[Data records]
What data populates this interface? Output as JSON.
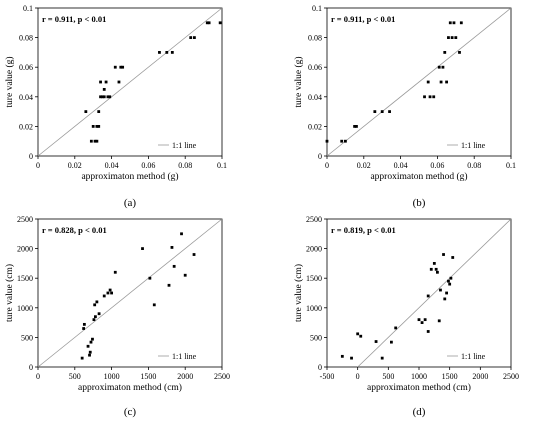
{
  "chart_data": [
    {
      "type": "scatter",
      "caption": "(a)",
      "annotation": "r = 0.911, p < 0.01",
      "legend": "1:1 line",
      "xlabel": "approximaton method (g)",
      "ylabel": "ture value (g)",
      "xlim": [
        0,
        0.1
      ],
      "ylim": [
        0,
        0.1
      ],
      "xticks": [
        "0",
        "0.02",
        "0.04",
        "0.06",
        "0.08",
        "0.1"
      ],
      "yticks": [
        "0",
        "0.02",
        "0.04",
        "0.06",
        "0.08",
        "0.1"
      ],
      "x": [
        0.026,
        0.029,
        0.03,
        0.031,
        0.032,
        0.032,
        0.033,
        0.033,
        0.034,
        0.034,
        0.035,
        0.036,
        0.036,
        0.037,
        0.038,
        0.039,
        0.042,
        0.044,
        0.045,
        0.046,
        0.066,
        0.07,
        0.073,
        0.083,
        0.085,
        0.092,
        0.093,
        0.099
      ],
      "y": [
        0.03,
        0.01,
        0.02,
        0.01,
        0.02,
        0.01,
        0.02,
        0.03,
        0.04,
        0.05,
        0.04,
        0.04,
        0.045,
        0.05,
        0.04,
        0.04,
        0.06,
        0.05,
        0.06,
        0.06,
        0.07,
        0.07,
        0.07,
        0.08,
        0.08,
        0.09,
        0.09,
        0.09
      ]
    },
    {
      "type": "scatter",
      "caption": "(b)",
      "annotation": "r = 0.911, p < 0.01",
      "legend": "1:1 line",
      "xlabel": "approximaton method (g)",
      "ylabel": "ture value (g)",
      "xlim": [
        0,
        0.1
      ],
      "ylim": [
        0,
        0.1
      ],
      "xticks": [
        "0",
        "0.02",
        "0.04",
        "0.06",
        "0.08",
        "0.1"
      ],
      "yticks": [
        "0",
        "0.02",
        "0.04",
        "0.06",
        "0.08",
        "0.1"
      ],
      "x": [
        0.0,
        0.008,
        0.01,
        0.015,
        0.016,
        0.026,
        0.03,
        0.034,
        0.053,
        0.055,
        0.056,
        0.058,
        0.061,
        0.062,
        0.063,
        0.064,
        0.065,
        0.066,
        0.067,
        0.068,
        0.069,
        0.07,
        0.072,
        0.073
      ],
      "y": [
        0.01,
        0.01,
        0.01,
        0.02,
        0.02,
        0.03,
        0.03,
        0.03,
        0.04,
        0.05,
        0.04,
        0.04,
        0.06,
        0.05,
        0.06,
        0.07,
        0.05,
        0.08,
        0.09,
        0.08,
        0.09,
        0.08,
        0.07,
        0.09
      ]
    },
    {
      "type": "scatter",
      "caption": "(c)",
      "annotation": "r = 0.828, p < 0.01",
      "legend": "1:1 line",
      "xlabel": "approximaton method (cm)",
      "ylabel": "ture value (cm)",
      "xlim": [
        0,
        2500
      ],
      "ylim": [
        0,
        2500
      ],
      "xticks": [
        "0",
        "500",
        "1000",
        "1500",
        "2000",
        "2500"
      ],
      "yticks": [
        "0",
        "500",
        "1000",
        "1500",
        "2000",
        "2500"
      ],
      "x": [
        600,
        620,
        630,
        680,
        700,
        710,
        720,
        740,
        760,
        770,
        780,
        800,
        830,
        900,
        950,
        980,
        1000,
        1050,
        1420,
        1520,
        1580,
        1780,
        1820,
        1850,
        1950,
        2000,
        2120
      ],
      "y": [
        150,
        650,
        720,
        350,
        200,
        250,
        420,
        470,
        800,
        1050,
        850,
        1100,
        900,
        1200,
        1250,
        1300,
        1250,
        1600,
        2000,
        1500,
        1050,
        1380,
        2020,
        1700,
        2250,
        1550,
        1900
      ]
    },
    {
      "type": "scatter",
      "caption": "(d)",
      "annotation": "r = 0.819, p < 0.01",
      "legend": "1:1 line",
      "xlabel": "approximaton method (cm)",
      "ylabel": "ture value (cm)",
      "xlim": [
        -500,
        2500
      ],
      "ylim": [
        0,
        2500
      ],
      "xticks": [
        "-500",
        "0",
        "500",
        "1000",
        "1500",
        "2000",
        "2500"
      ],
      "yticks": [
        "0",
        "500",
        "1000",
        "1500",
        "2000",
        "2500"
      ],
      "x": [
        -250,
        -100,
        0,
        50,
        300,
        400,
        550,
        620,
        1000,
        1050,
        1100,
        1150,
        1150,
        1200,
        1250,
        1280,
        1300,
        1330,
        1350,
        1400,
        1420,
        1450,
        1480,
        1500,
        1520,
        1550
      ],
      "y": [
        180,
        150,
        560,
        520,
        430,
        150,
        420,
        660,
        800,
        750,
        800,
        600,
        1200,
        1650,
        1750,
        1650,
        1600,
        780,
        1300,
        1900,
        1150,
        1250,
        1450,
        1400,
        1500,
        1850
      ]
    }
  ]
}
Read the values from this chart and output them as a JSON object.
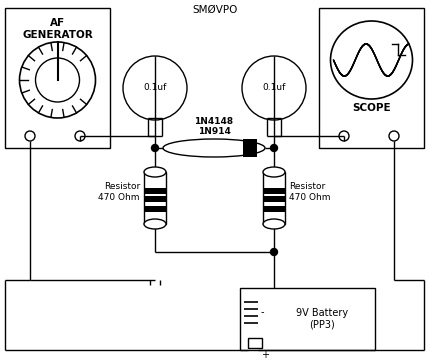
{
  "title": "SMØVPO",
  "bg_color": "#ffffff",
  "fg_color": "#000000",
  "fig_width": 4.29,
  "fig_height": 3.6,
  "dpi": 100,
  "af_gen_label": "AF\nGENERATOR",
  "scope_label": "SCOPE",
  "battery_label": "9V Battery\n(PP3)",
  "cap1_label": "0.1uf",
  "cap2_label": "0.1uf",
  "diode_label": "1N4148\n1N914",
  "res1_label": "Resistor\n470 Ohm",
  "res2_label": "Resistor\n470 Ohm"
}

REQUIREMENT:
Above are records to transcribe exactly; leave their pictures out.

WORKED ANSWER:
What data populates this interface? Output as JSON.
{
  "chart_data": [
    {
      "type": "scatter",
      "caption": "(a)",
      "annotation": "r = 0.911, p < 0.01",
      "legend": "1:1 line",
      "xlabel": "approximaton method (g)",
      "ylabel": "ture value (g)",
      "xlim": [
        0,
        0.1
      ],
      "ylim": [
        0,
        0.1
      ],
      "xticks": [
        "0",
        "0.02",
        "0.04",
        "0.06",
        "0.08",
        "0.1"
      ],
      "yticks": [
        "0",
        "0.02",
        "0.04",
        "0.06",
        "0.08",
        "0.1"
      ],
      "x": [
        0.026,
        0.029,
        0.03,
        0.031,
        0.032,
        0.032,
        0.033,
        0.033,
        0.034,
        0.034,
        0.035,
        0.036,
        0.036,
        0.037,
        0.038,
        0.039,
        0.042,
        0.044,
        0.045,
        0.046,
        0.066,
        0.07,
        0.073,
        0.083,
        0.085,
        0.092,
        0.093,
        0.099
      ],
      "y": [
        0.03,
        0.01,
        0.02,
        0.01,
        0.02,
        0.01,
        0.02,
        0.03,
        0.04,
        0.05,
        0.04,
        0.04,
        0.045,
        0.05,
        0.04,
        0.04,
        0.06,
        0.05,
        0.06,
        0.06,
        0.07,
        0.07,
        0.07,
        0.08,
        0.08,
        0.09,
        0.09,
        0.09
      ]
    },
    {
      "type": "scatter",
      "caption": "(b)",
      "annotation": "r = 0.911, p < 0.01",
      "legend": "1:1 line",
      "xlabel": "approximaton method (g)",
      "ylabel": "ture value (g)",
      "xlim": [
        0,
        0.1
      ],
      "ylim": [
        0,
        0.1
      ],
      "xticks": [
        "0",
        "0.02",
        "0.04",
        "0.06",
        "0.08",
        "0.1"
      ],
      "yticks": [
        "0",
        "0.02",
        "0.04",
        "0.06",
        "0.08",
        "0.1"
      ],
      "x": [
        0.0,
        0.008,
        0.01,
        0.015,
        0.016,
        0.026,
        0.03,
        0.034,
        0.053,
        0.055,
        0.056,
        0.058,
        0.061,
        0.062,
        0.063,
        0.064,
        0.065,
        0.066,
        0.067,
        0.068,
        0.069,
        0.07,
        0.072,
        0.073
      ],
      "y": [
        0.01,
        0.01,
        0.01,
        0.02,
        0.02,
        0.03,
        0.03,
        0.03,
        0.04,
        0.05,
        0.04,
        0.04,
        0.06,
        0.05,
        0.06,
        0.07,
        0.05,
        0.08,
        0.09,
        0.08,
        0.09,
        0.08,
        0.07,
        0.09
      ]
    },
    {
      "type": "scatter",
      "caption": "(c)",
      "annotation": "r = 0.828, p < 0.01",
      "legend": "1:1 line",
      "xlabel": "approximaton method (cm)",
      "ylabel": "ture value (cm)",
      "xlim": [
        0,
        2500
      ],
      "ylim": [
        0,
        2500
      ],
      "xticks": [
        "0",
        "500",
        "1000",
        "1500",
        "2000",
        "2500"
      ],
      "yticks": [
        "0",
        "500",
        "1000",
        "1500",
        "2000",
        "2500"
      ],
      "x": [
        600,
        620,
        630,
        680,
        700,
        710,
        720,
        740,
        760,
        770,
        780,
        800,
        830,
        900,
        950,
        980,
        1000,
        1050,
        1420,
        1520,
        1580,
        1780,
        1820,
        1850,
        1950,
        2000,
        2120
      ],
      "y": [
        150,
        650,
        720,
        350,
        200,
        250,
        420,
        470,
        800,
        1050,
        850,
        1100,
        900,
        1200,
        1250,
        1300,
        1250,
        1600,
        2000,
        1500,
        1050,
        1380,
        2020,
        1700,
        2250,
        1550,
        1900
      ]
    },
    {
      "type": "scatter",
      "caption": "(d)",
      "annotation": "r = 0.819, p < 0.01",
      "legend": "1:1 line",
      "xlabel": "approximaton method (cm)",
      "ylabel": "ture value (cm)",
      "xlim": [
        -500,
        2500
      ],
      "ylim": [
        0,
        2500
      ],
      "xticks": [
        "-500",
        "0",
        "500",
        "1000",
        "1500",
        "2000",
        "2500"
      ],
      "yticks": [
        "0",
        "500",
        "1000",
        "1500",
        "2000",
        "2500"
      ],
      "x": [
        -250,
        -100,
        0,
        50,
        300,
        400,
        550,
        620,
        1000,
        1050,
        1100,
        1150,
        1150,
        1200,
        1250,
        1280,
        1300,
        1330,
        1350,
        1400,
        1420,
        1450,
        1480,
        1500,
        1520,
        1550
      ],
      "y": [
        180,
        150,
        560,
        520,
        430,
        150,
        420,
        660,
        800,
        750,
        800,
        600,
        1200,
        1650,
        1750,
        1650,
        1600,
        780,
        1300,
        1900,
        1150,
        1250,
        1450,
        1400,
        1500,
        1850
      ]
    }
  ]
}
Read the values from this chart and output them as a JSON object.
{
  "title": "SMØVPO",
  "bg_color": "#ffffff",
  "fg_color": "#000000",
  "fig_width": 4.29,
  "fig_height": 3.6,
  "dpi": 100,
  "af_gen_label": "AF\nGENERATOR",
  "scope_label": "SCOPE",
  "battery_label": "9V Battery\n(PP3)",
  "cap1_label": "0.1uf",
  "cap2_label": "0.1uf",
  "diode_label": "1N4148\n1N914",
  "res1_label": "Resistor\n470 Ohm",
  "res2_label": "Resistor\n470 Ohm"
}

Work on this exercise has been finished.